Data entries:
=-=-=

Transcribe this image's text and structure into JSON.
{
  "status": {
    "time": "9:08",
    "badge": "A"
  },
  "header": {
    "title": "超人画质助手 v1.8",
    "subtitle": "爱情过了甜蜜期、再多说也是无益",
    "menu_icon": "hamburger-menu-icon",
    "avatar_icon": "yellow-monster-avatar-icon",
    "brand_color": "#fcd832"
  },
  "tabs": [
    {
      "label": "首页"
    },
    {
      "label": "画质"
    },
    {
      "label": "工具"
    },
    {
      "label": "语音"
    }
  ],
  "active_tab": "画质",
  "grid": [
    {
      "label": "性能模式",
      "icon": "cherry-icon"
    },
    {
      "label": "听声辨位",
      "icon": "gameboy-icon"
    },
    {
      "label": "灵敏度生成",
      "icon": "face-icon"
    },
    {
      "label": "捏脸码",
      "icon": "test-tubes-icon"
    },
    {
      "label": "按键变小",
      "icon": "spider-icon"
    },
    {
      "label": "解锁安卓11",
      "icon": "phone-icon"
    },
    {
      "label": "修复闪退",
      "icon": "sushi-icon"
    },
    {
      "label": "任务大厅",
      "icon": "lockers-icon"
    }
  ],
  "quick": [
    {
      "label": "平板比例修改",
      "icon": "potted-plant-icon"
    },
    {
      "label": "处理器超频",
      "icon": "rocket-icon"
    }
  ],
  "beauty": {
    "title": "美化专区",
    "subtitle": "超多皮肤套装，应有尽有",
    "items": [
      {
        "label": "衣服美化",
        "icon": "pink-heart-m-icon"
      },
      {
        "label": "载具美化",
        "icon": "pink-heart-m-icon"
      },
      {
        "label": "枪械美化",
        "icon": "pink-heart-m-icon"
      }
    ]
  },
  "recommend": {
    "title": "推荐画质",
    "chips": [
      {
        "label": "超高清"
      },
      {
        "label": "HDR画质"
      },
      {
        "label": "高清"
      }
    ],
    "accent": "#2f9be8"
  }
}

=-=-=

Show every line of the records above that contains the word "subtitle".

### Task result
    "subtitle": "爱情过了甜蜜期、再多说也是无益",
    "subtitle": "超多皮肤套装，应有尽有",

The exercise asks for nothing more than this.